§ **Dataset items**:
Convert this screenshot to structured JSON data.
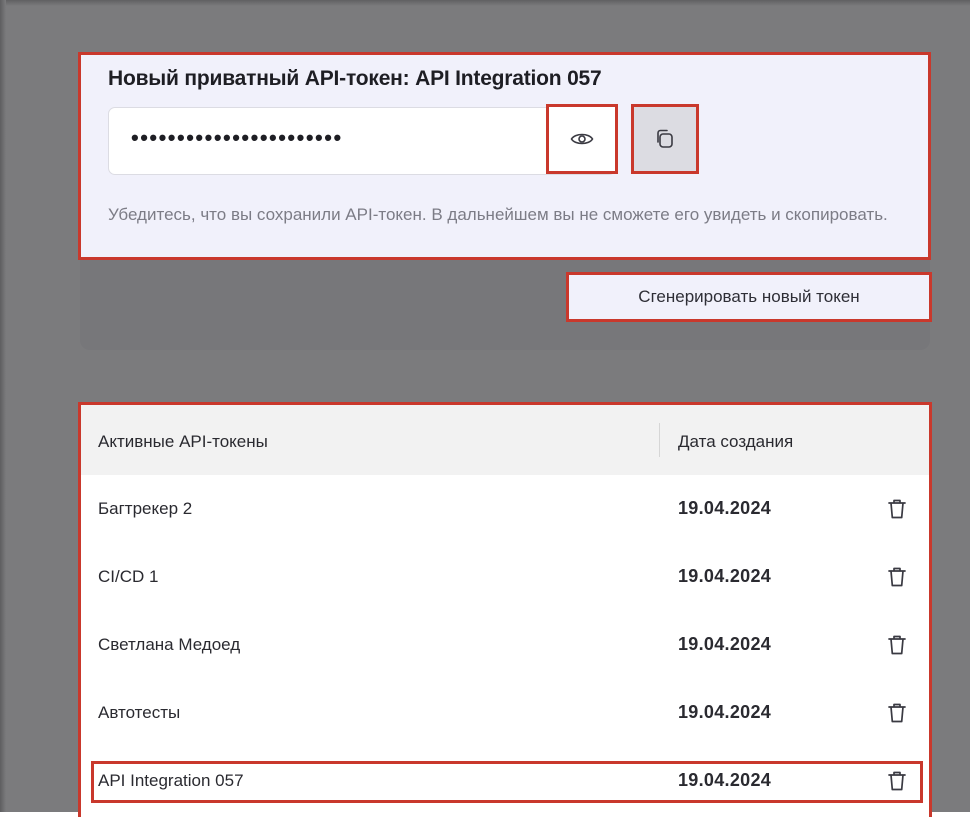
{
  "new_token": {
    "title": "Новый приватный API-токен: API Integration 057",
    "masked_value": "•••••••••••••••••••••••",
    "warning": "Убедитесь, что вы сохранили API-токен. В дальнейшем вы не сможете его увидеть и скопировать.",
    "show_icon": "eye-icon",
    "copy_icon": "copy-icon"
  },
  "generate_button_label": "Сгенерировать новый токен",
  "table": {
    "columns": [
      "Активные API-токены",
      "Дата создания"
    ],
    "rows": [
      {
        "name": "Багтрекер 2",
        "date": "19.04.2024"
      },
      {
        "name": "CI/CD 1",
        "date": "19.04.2024"
      },
      {
        "name": "Светлана Медоед",
        "date": "19.04.2024"
      },
      {
        "name": "Автотесты",
        "date": "19.04.2024"
      },
      {
        "name": "API Integration 057",
        "date": "19.04.2024"
      }
    ],
    "delete_icon": "trash-icon"
  },
  "colors": {
    "overlay": "#7b7b7d",
    "highlight": "#c9382c",
    "panel": "#f1f1fb"
  }
}
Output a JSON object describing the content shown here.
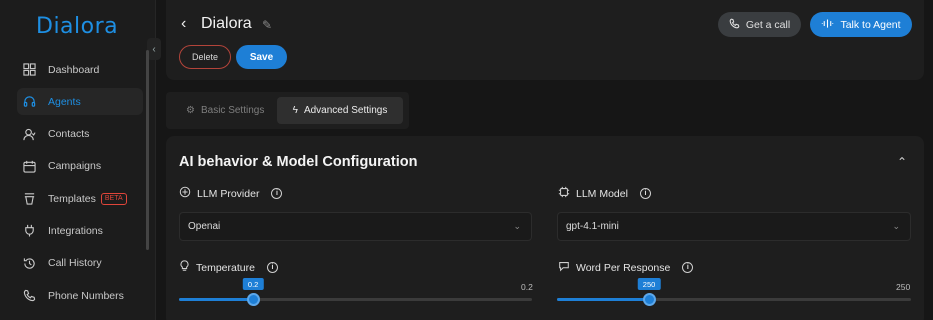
{
  "brand": {
    "logo_text": "Dialora"
  },
  "sidebar": {
    "items": [
      {
        "label": "Dashboard",
        "icon": "grid-icon"
      },
      {
        "label": "Agents",
        "icon": "headset-icon",
        "active": true
      },
      {
        "label": "Contacts",
        "icon": "user-icon"
      },
      {
        "label": "Campaigns",
        "icon": "calendar-icon"
      },
      {
        "label": "Templates",
        "icon": "template-icon",
        "badge": "BETA"
      },
      {
        "label": "Integrations",
        "icon": "plug-icon"
      },
      {
        "label": "Call History",
        "icon": "history-icon"
      },
      {
        "label": "Phone Numbers",
        "icon": "phone-icon"
      }
    ]
  },
  "header": {
    "title": "Dialora",
    "delete_label": "Delete",
    "save_label": "Save",
    "get_call_label": "Get a call",
    "talk_label": "Talk to Agent"
  },
  "tabs": {
    "basic": "Basic Settings",
    "advanced": "Advanced Settings"
  },
  "config": {
    "title": "AI behavior & Model Configuration",
    "llm_provider": {
      "label": "LLM Provider",
      "value": "Openai"
    },
    "llm_model": {
      "label": "LLM Model",
      "value": "gpt-4.1-mini"
    },
    "temperature": {
      "label": "Temperature",
      "value": "0.2",
      "max": "0.2",
      "fraction": 0.21
    },
    "word_per_response": {
      "label": "Word Per Response",
      "value": "250",
      "max": "250",
      "fraction": 0.26
    }
  },
  "colors": {
    "accent": "#1e7fd6",
    "danger": "#e0453a",
    "background": "#161616"
  }
}
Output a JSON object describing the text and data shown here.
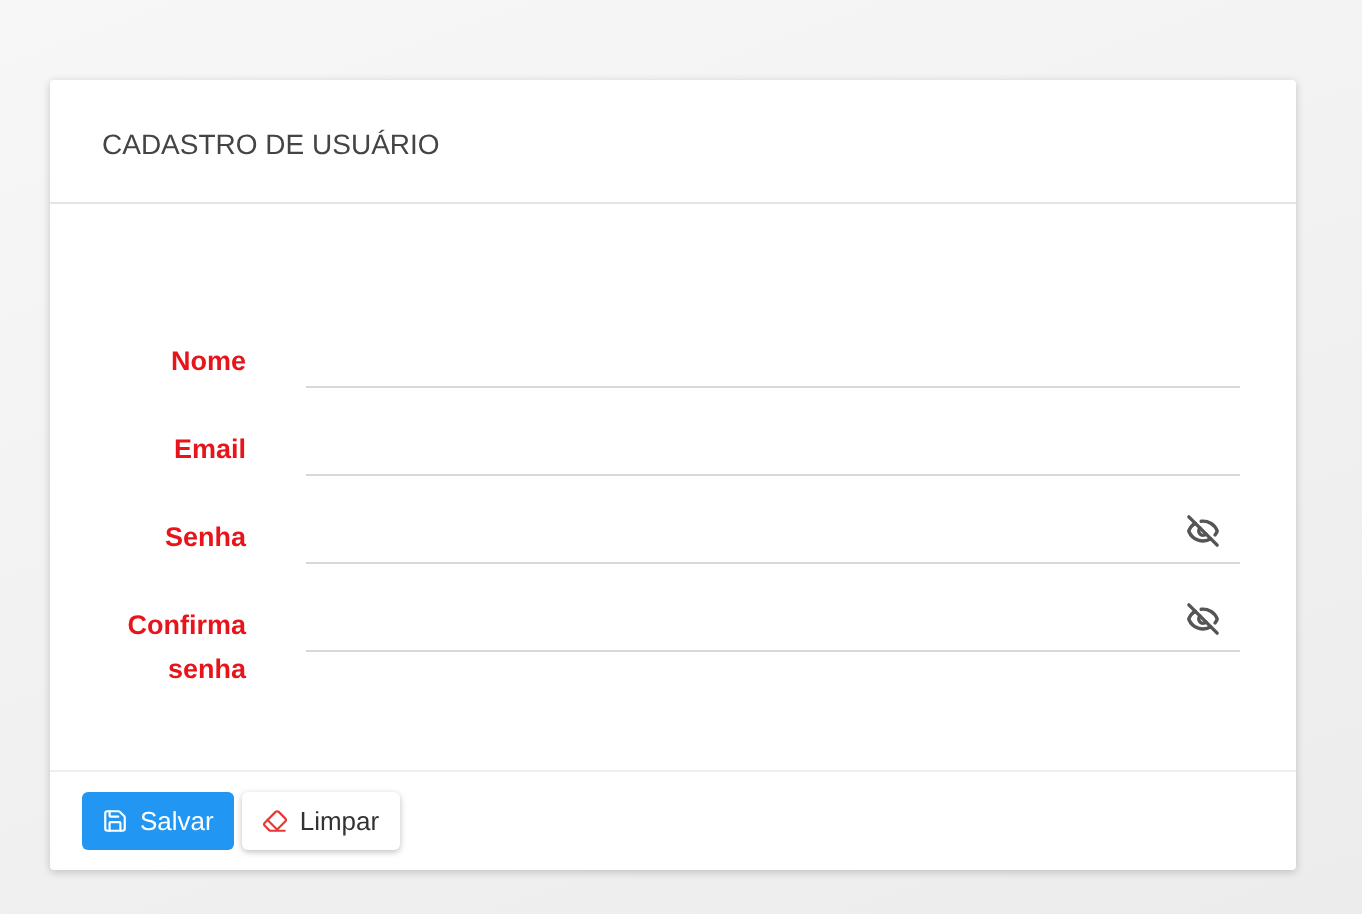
{
  "card": {
    "title": "CADASTRO DE USUÁRIO"
  },
  "fields": [
    {
      "label": "Nome",
      "kind": "text"
    },
    {
      "label": "Email",
      "kind": "text"
    },
    {
      "label": "Senha",
      "kind": "password"
    },
    {
      "label": "Confirma senha",
      "kind": "password"
    }
  ],
  "buttons": [
    {
      "label": "Salvar",
      "kind": "primary"
    },
    {
      "label": "Limpar",
      "kind": "secondary"
    }
  ]
}
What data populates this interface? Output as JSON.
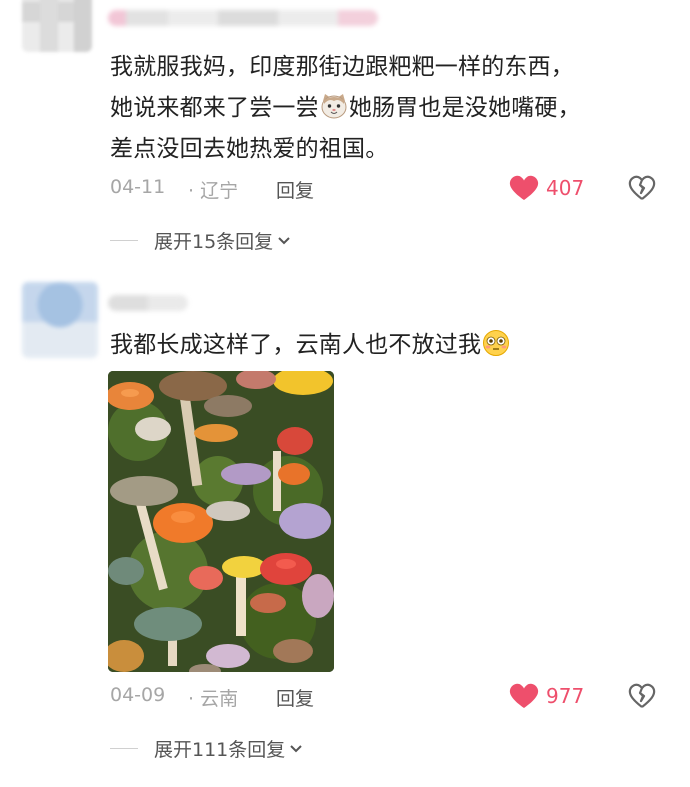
{
  "comments": [
    {
      "text_segments": [
        "我就服我妈，印度那街边跟粑粑一样的东西，\n她说来都来了尝一尝",
        "她肠胃也是没她嘴硬，\n差点没回去她热爱的祖国。"
      ],
      "emoji": "cat-face-emoji",
      "date": "04-11",
      "location": "· 辽宁",
      "reply_label": "回复",
      "likes": "407",
      "expand_label": "展开15条回复"
    },
    {
      "text_segments": [
        "我都长成这样了，云南人也不放过我"
      ],
      "emoji": "flushed-face-emoji",
      "image": "mushroom-photo",
      "date": "04-09",
      "location": "· 云南",
      "reply_label": "回复",
      "likes": "977",
      "expand_label": "展开111条回复"
    }
  ],
  "icons": {
    "like": "heart-icon",
    "dislike": "broken-heart-icon",
    "expand": "chevron-down-icon"
  },
  "colors": {
    "like": "#ee4f6c",
    "meta": "#a6a6a6",
    "text": "#222222"
  }
}
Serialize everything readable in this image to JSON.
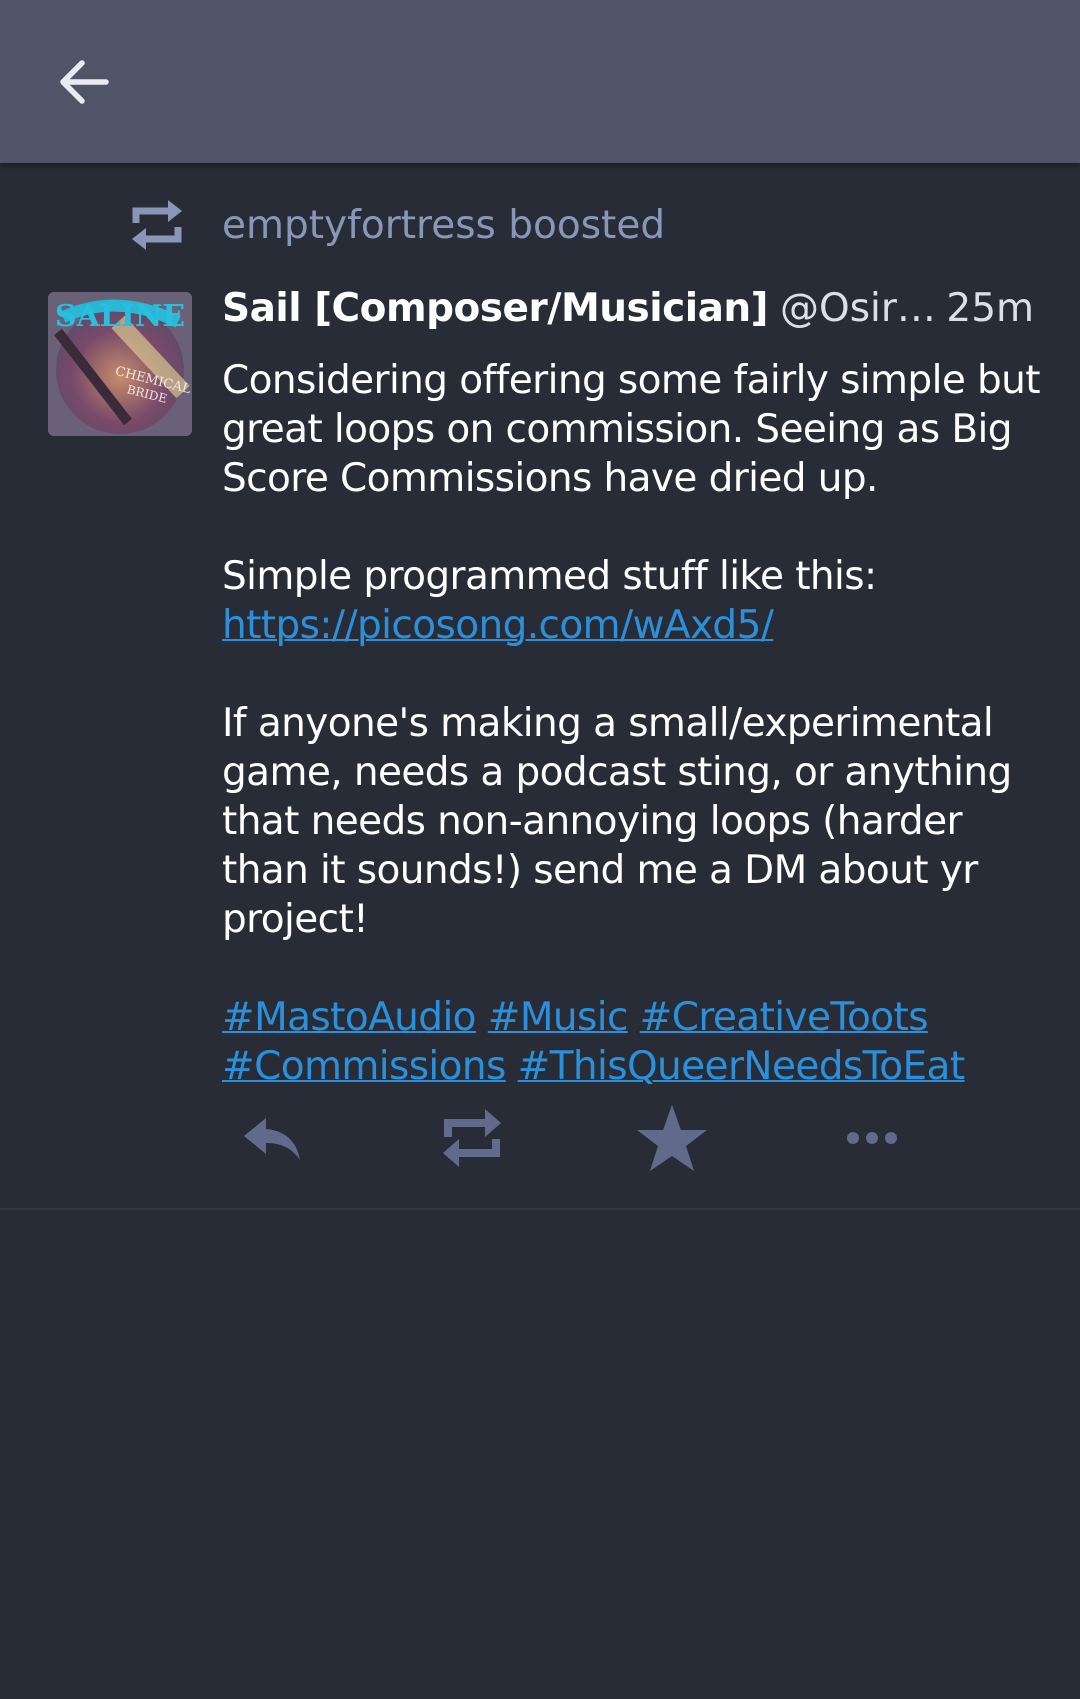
{
  "topbar": {
    "back_icon": "arrow-left-icon"
  },
  "status": {
    "boost_icon": "retweet-icon",
    "boosted_by": "emptyfortress boosted",
    "author": {
      "display_name": "Sail [Composer/Musician]",
      "handle": "@OsirisSa…",
      "avatar_icon": "avatar-image"
    },
    "time": "25m",
    "content": {
      "para1": "Considering offering some fairly simple but great loops on commission. Seeing as Big Score Commissions have dried up.",
      "para2_text": "Simple programmed stuff like this: ",
      "para2_link": "https://picosong.com/wAxd5/",
      "para3": "If anyone's making a small/experimental game, needs a podcast sting, or anything that needs non-annoying loops (harder than it sounds!) send me a DM about yr project!",
      "hashtags": [
        "#MastoAudio",
        "#Music",
        "#CreativeToots",
        "#Commissions",
        "#ThisQueerNeedsToEat"
      ]
    },
    "actions": {
      "reply_icon": "reply-icon",
      "boost_icon": "retweet-icon",
      "favourite_icon": "star-icon",
      "more_icon": "ellipsis-icon"
    }
  },
  "colors": {
    "background": "#282c37",
    "topbar": "#4f5467",
    "link": "#2b90d9",
    "muted": "#8a96b8",
    "action_icon": "#616a8a"
  }
}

§ **Exercise**:
Locate the word "shown" in the records above, and return each line that has it.

§ **Complete answer**:
Output a JSON object describing the content shown here.
Output a JSON object describing the text and data shown here.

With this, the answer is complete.